◆ **To do**:
Every record should be written out exactly, with the pictures left out.

Stored dataset items
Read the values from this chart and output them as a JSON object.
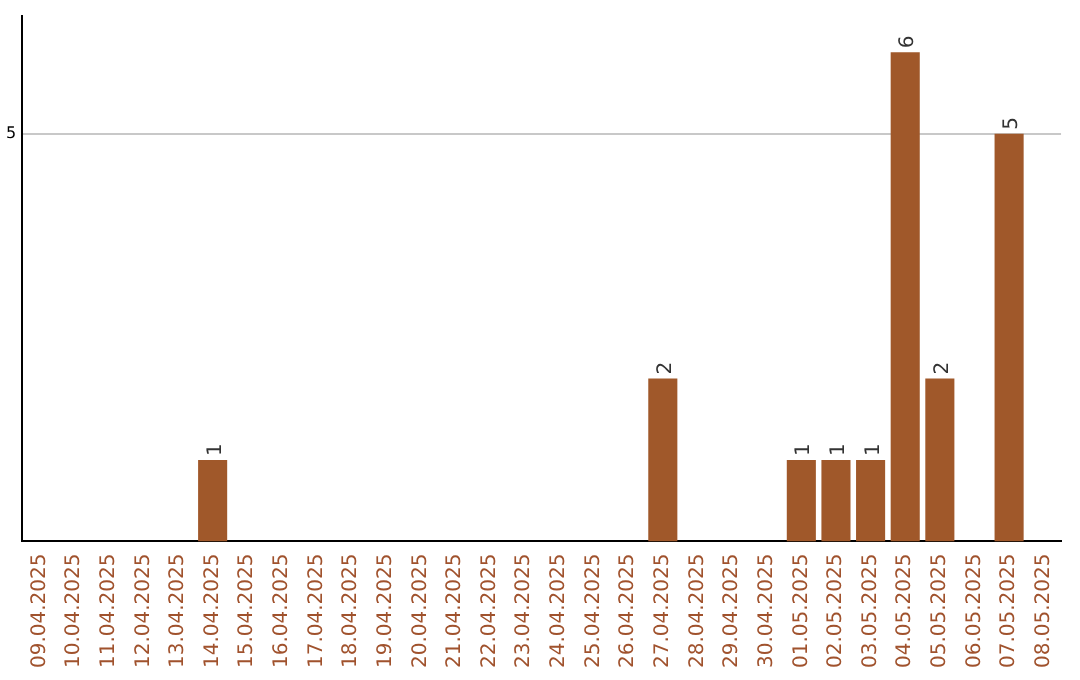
{
  "chart_data": {
    "type": "bar",
    "categories": [
      "09.04.2025",
      "10.04.2025",
      "11.04.2025",
      "12.04.2025",
      "13.04.2025",
      "14.04.2025",
      "15.04.2025",
      "16.04.2025",
      "17.04.2025",
      "18.04.2025",
      "19.04.2025",
      "20.04.2025",
      "21.04.2025",
      "22.04.2025",
      "23.04.2025",
      "24.04.2025",
      "25.04.2025",
      "26.04.2025",
      "27.04.2025",
      "28.04.2025",
      "29.04.2025",
      "30.04.2025",
      "01.05.2025",
      "02.05.2025",
      "03.05.2025",
      "04.05.2025",
      "05.05.2025",
      "06.05.2025",
      "07.05.2025",
      "08.05.2025"
    ],
    "values": [
      0,
      0,
      0,
      0,
      0,
      1,
      0,
      0,
      0,
      0,
      0,
      0,
      0,
      0,
      0,
      0,
      0,
      0,
      2,
      0,
      0,
      0,
      1,
      1,
      1,
      6,
      2,
      0,
      5,
      0
    ],
    "color": "#a0582a",
    "value_labels": [
      null,
      null,
      null,
      null,
      null,
      "1",
      null,
      null,
      null,
      null,
      null,
      null,
      null,
      null,
      null,
      null,
      null,
      null,
      "2",
      null,
      null,
      null,
      "1",
      "1",
      "1",
      "6",
      "2",
      null,
      "5",
      null
    ],
    "ylim": [
      0,
      6.45
    ],
    "yticks": [
      5
    ],
    "grid": "y",
    "legend": false
  }
}
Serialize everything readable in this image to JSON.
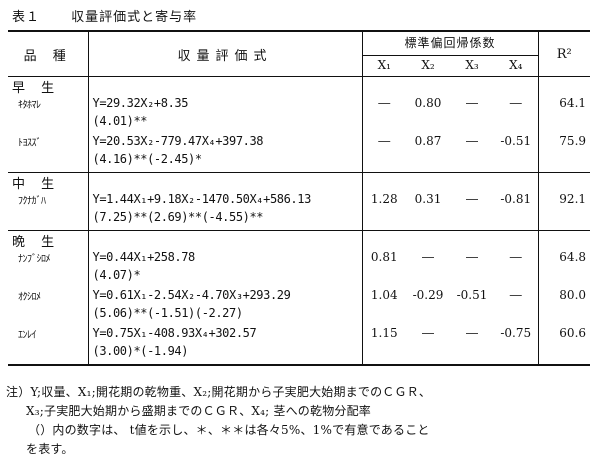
{
  "caption": {
    "number": "表１",
    "title": "収量評価式と寄与率"
  },
  "header": {
    "cultivar": "品 種",
    "equation": "収量評価式",
    "group": "標準偏回帰係数",
    "x_cols": [
      "X₁",
      "X₂",
      "X₃",
      "X₄"
    ],
    "r2": "R²"
  },
  "sections": [
    {
      "label": "早 生",
      "rows": [
        {
          "cultivar": "ｷﾀﾎﾏﾚ",
          "equation": "Y=29.32X₂+8.35",
          "tvals": "(4.01)**",
          "x1": "―",
          "x2": "0.80",
          "x3": "―",
          "x4": "―",
          "r2": "64.1"
        },
        {
          "cultivar": "ﾄﾖｽｽﾞ",
          "equation": "Y=20.53X₂-779.47X₄+397.38",
          "tvals": "(4.16)**(-2.45)*",
          "x1": "―",
          "x2": "0.87",
          "x3": "―",
          "x4": "-0.51",
          "r2": "75.9"
        }
      ]
    },
    {
      "label": "中 生",
      "rows": [
        {
          "cultivar": "ﾌｸﾅｶﾞﾊ",
          "equation": "Y=1.44X₁+9.18X₂-1470.50X₄+586.13",
          "tvals": "(7.25)**(2.69)**(-4.55)**",
          "x1": "1.28",
          "x2": "0.31",
          "x3": "―",
          "x4": "-0.81",
          "r2": "92.1"
        }
      ]
    },
    {
      "label": "晩 生",
      "rows": [
        {
          "cultivar": "ﾅﾝﾌﾞｼﾛﾒ",
          "equation": "Y=0.44X₁+258.78",
          "tvals": "(4.07)*",
          "x1": "0.81",
          "x2": "―",
          "x3": "―",
          "x4": "―",
          "r2": "64.8"
        },
        {
          "cultivar": "ｵｸｼﾛﾒ",
          "equation": "Y=0.61X₁-2.54X₂-4.70X₃+293.29",
          "tvals": "(5.06)**(-1.51)(-2.27)",
          "x1": "1.04",
          "x2": "-0.29",
          "x3": "-0.51",
          "x4": "―",
          "r2": "80.0"
        },
        {
          "cultivar": "ｴﾝﾚｲ",
          "equation": "Y=0.75X₁-408.93X₄+302.57",
          "tvals": "(3.00)*(-1.94)",
          "x1": "1.15",
          "x2": "―",
          "x3": "―",
          "x4": "-0.75",
          "r2": "60.6"
        }
      ]
    }
  ],
  "notes": [
    "注）Y;収量、X₁;開花期の乾物重、X₂;開花期から子実肥大始期までのＣＧＲ、",
    "X₃;子実肥大始期から盛期までのＣＧＲ、X₄; 茎への乾物分配率",
    "（）内の数字は、 t値を示し、＊、＊＊は各々5%、1%で有意であること",
    "を表す。"
  ]
}
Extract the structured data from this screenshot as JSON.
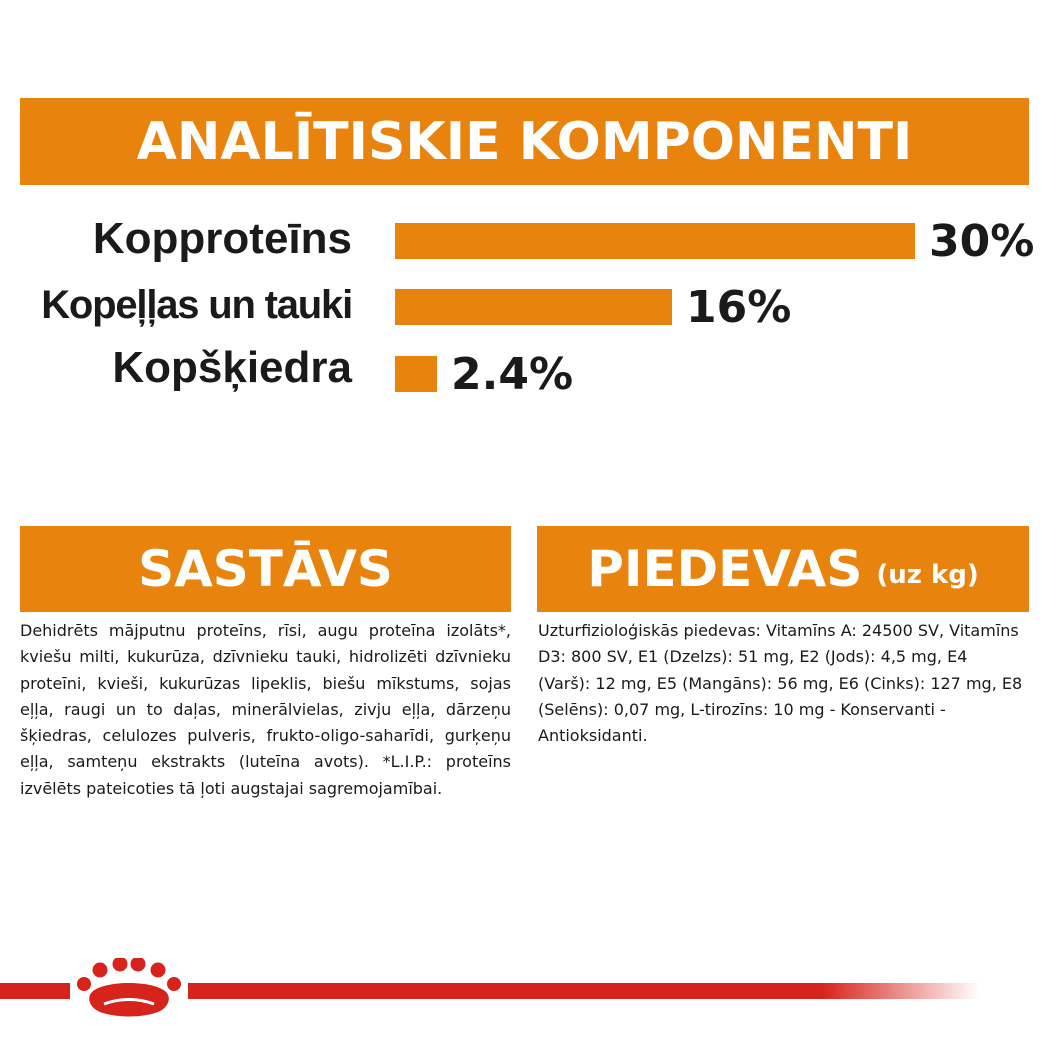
{
  "header": {
    "title": "ANALĪTISKIE KOMPONENTI"
  },
  "chart_data": {
    "type": "bar",
    "orientation": "horizontal",
    "categories": [
      "Kopproteīns",
      "Kopeļļas un tauki",
      "Kopšķiedra"
    ],
    "values": [
      30,
      16,
      2.4
    ],
    "value_labels": [
      "30%",
      "16%",
      "2.4%"
    ],
    "unit": "%",
    "xlim": [
      0,
      30
    ],
    "color": "#e8830d",
    "grid": false
  },
  "sastavs": {
    "title": "SASTĀVS",
    "text": "Dehidrēts mājputnu proteīns, rīsi, augu proteīna izolāts*, kviešu milti, kukurūza, dzīvnieku tauki, hidrolizēti dzīvnieku proteīni, kvieši, kukurūzas lipeklis, biešu mīkstums, sojas eļļa, raugi un to daļas, minerālvielas, zivju eļļa, dārzeņu šķiedras, celulozes pulveris, frukto-oligo-saharīdi, gurķeņu eļļa, samteņu ekstrakts (luteīna avots). *L.I.P.: proteīns izvēlēts pateicoties tā ļoti augstajai sagremojamībai."
  },
  "piedevas": {
    "title": "PIEDEVAS",
    "title_suffix": "(uz kg)",
    "text": "Uzturfizioloģiskās piedevas: Vitamīns A: 24500 SV, Vitamīns D3: 800 SV, E1 (Dzelzs): 51 mg, E2 (Jods): 4,5 mg, E4 (Varš): 12 mg, E5 (Mangāns): 56 mg, E6 (Cinks): 127 mg, E8 (Selēns): 0,07 mg, L-tirozīns: 10 mg - Konservanti - Antioksidanti."
  },
  "footer": {
    "logo_icon": "royal-canin-crown-icon",
    "accent_color": "#d6231b"
  }
}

◆ **Response for this exercise**:
Read the values from this chart and output them as a JSON object.
{
  "chart_data": {
    "type": "bar",
    "categories": [
      "09.04.2025",
      "10.04.2025",
      "11.04.2025",
      "12.04.2025",
      "13.04.2025",
      "14.04.2025",
      "15.04.2025",
      "16.04.2025",
      "17.04.2025",
      "18.04.2025",
      "19.04.2025",
      "20.04.2025",
      "21.04.2025",
      "22.04.2025",
      "23.04.2025",
      "24.04.2025",
      "25.04.2025",
      "26.04.2025",
      "27.04.2025",
      "28.04.2025",
      "29.04.2025",
      "30.04.2025",
      "01.05.2025",
      "02.05.2025",
      "03.05.2025",
      "04.05.2025",
      "05.05.2025",
      "06.05.2025",
      "07.05.2025",
      "08.05.2025"
    ],
    "values": [
      0,
      0,
      0,
      0,
      0,
      1,
      0,
      0,
      0,
      0,
      0,
      0,
      0,
      0,
      0,
      0,
      0,
      0,
      2,
      0,
      0,
      0,
      1,
      1,
      1,
      6,
      2,
      0,
      5,
      0
    ],
    "color": "#a0582a",
    "value_labels": [
      null,
      null,
      null,
      null,
      null,
      "1",
      null,
      null,
      null,
      null,
      null,
      null,
      null,
      null,
      null,
      null,
      null,
      null,
      "2",
      null,
      null,
      null,
      "1",
      "1",
      "1",
      "6",
      "2",
      null,
      "5",
      null
    ],
    "ylim": [
      0,
      6.45
    ],
    "yticks": [
      5
    ],
    "grid": "y",
    "legend": false
  }
}
Serialize everything readable in this image to JSON.
{
  "caption": {
    "number": "表１",
    "title": "収量評価式と寄与率"
  },
  "header": {
    "cultivar": "品 種",
    "equation": "収量評価式",
    "group": "標準偏回帰係数",
    "x_cols": [
      "X₁",
      "X₂",
      "X₃",
      "X₄"
    ],
    "r2": "R²"
  },
  "sections": [
    {
      "label": "早 生",
      "rows": [
        {
          "cultivar": "ｷﾀﾎﾏﾚ",
          "equation": "Y=29.32X₂+8.35",
          "tvals": "(4.01)**",
          "x1": "―",
          "x2": "0.80",
          "x3": "―",
          "x4": "―",
          "r2": "64.1"
        },
        {
          "cultivar": "ﾄﾖｽｽﾞ",
          "equation": "Y=20.53X₂-779.47X₄+397.38",
          "tvals": "(4.16)**(-2.45)*",
          "x1": "―",
          "x2": "0.87",
          "x3": "―",
          "x4": "-0.51",
          "r2": "75.9"
        }
      ]
    },
    {
      "label": "中 生",
      "rows": [
        {
          "cultivar": "ﾌｸﾅｶﾞﾊ",
          "equation": "Y=1.44X₁+9.18X₂-1470.50X₄+586.13",
          "tvals": "(7.25)**(2.69)**(-4.55)**",
          "x1": "1.28",
          "x2": "0.31",
          "x3": "―",
          "x4": "-0.81",
          "r2": "92.1"
        }
      ]
    },
    {
      "label": "晩 生",
      "rows": [
        {
          "cultivar": "ﾅﾝﾌﾞｼﾛﾒ",
          "equation": "Y=0.44X₁+258.78",
          "tvals": "(4.07)*",
          "x1": "0.81",
          "x2": "―",
          "x3": "―",
          "x4": "―",
          "r2": "64.8"
        },
        {
          "cultivar": "ｵｸｼﾛﾒ",
          "equation": "Y=0.61X₁-2.54X₂-4.70X₃+293.29",
          "tvals": "(5.06)**(-1.51)(-2.27)",
          "x1": "1.04",
          "x2": "-0.29",
          "x3": "-0.51",
          "x4": "―",
          "r2": "80.0"
        },
        {
          "cultivar": "ｴﾝﾚｲ",
          "equation": "Y=0.75X₁-408.93X₄+302.57",
          "tvals": "(3.00)*(-1.94)",
          "x1": "1.15",
          "x2": "―",
          "x3": "―",
          "x4": "-0.75",
          "r2": "60.6"
        }
      ]
    }
  ],
  "notes": [
    "注）Y;収量、X₁;開花期の乾物重、X₂;開花期から子実肥大始期までのＣＧＲ、",
    "X₃;子実肥大始期から盛期までのＣＧＲ、X₄; 茎への乾物分配率",
    "（）内の数字は、 t値を示し、＊、＊＊は各々5%、1%で有意であること",
    "を表す。"
  ]
}
Extract the structured data from this screenshot as JSON.
{
  "header": {
    "title": "ANALĪTISKIE KOMPONENTI"
  },
  "chart_data": {
    "type": "bar",
    "orientation": "horizontal",
    "categories": [
      "Kopproteīns",
      "Kopeļļas un tauki",
      "Kopšķiedra"
    ],
    "values": [
      30,
      16,
      2.4
    ],
    "value_labels": [
      "30%",
      "16%",
      "2.4%"
    ],
    "unit": "%",
    "xlim": [
      0,
      30
    ],
    "color": "#e8830d",
    "grid": false
  },
  "sastavs": {
    "title": "SASTĀVS",
    "text": "Dehidrēts mājputnu proteīns, rīsi, augu proteīna izolāts*, kviešu milti, kukurūza, dzīvnieku tauki, hidrolizēti dzīvnieku proteīni, kvieši, kukurūzas lipeklis, biešu mīkstums, sojas eļļa, raugi un to daļas, minerālvielas, zivju eļļa, dārzeņu šķiedras, celulozes pulveris, frukto-oligo-saharīdi, gurķeņu eļļa, samteņu ekstrakts (luteīna avots). *L.I.P.: proteīns izvēlēts pateicoties tā ļoti augstajai sagremojamībai."
  },
  "piedevas": {
    "title": "PIEDEVAS",
    "title_suffix": "(uz kg)",
    "text": "Uzturfizioloģiskās piedevas: Vitamīns A: 24500 SV, Vitamīns D3: 800 SV, E1 (Dzelzs): 51 mg, E2 (Jods): 4,5 mg, E4 (Varš): 12 mg, E5 (Mangāns): 56 mg, E6 (Cinks): 127 mg, E8 (Selēns): 0,07 mg, L-tirozīns: 10 mg - Konservanti - Antioksidanti."
  },
  "footer": {
    "logo_icon": "royal-canin-crown-icon",
    "accent_color": "#d6231b"
  }
}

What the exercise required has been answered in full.